** Begin Given records **

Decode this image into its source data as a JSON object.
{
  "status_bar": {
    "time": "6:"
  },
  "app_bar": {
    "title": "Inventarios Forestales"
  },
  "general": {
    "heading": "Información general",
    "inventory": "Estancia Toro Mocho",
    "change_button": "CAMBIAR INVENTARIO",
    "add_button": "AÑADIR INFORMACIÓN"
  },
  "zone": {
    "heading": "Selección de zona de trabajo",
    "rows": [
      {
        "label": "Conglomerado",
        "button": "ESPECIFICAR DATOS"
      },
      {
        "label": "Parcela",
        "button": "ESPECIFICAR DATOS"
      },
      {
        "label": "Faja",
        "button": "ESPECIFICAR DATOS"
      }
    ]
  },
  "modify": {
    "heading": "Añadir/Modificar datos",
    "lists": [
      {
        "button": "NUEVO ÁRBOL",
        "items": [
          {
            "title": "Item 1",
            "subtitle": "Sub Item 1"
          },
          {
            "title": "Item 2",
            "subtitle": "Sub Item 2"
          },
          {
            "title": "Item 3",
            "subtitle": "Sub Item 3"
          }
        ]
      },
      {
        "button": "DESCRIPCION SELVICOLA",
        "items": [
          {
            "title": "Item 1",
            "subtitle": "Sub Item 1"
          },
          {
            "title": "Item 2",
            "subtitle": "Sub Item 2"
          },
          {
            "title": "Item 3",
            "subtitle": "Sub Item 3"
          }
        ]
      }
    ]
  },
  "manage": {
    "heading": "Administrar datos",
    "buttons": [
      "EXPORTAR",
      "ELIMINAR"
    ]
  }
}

** End Given records **

→ **Task statement**: Print again each line of the listing above, exactly as it appears.

→ **The reply**:
Decode this image into its source data as a JSON object.
{
  "status_bar": {
    "time": "6:"
  },
  "app_bar": {
    "title": "Inventarios Forestales"
  },
  "general": {
    "heading": "Información general",
    "inventory": "Estancia Toro Mocho",
    "change_button": "CAMBIAR INVENTARIO",
    "add_button": "AÑADIR INFORMACIÓN"
  },
  "zone": {
    "heading": "Selección de zona de trabajo",
    "rows": [
      {
        "label": "Conglomerado",
        "button": "ESPECIFICAR DATOS"
      },
      {
        "label": "Parcela",
        "button": "ESPECIFICAR DATOS"
      },
      {
        "label": "Faja",
        "button": "ESPECIFICAR DATOS"
      }
    ]
  },
  "modify": {
    "heading": "Añadir/Modificar datos",
    "lists": [
      {
        "button": "NUEVO ÁRBOL",
        "items": [
          {
            "title": "Item 1",
            "subtitle": "Sub Item 1"
          },
          {
            "title": "Item 2",
            "subtitle": "Sub Item 2"
          },
          {
            "title": "Item 3",
            "subtitle": "Sub Item 3"
          }
        ]
      },
      {
        "button": "DESCRIPCION SELVICOLA",
        "items": [
          {
            "title": "Item 1",
            "subtitle": "Sub Item 1"
          },
          {
            "title": "Item 2",
            "subtitle": "Sub Item 2"
          },
          {
            "title": "Item 3",
            "subtitle": "Sub Item 3"
          }
        ]
      }
    ]
  },
  "manage": {
    "heading": "Administrar datos",
    "buttons": [
      "EXPORTAR",
      "ELIMINAR"
    ]
  }
}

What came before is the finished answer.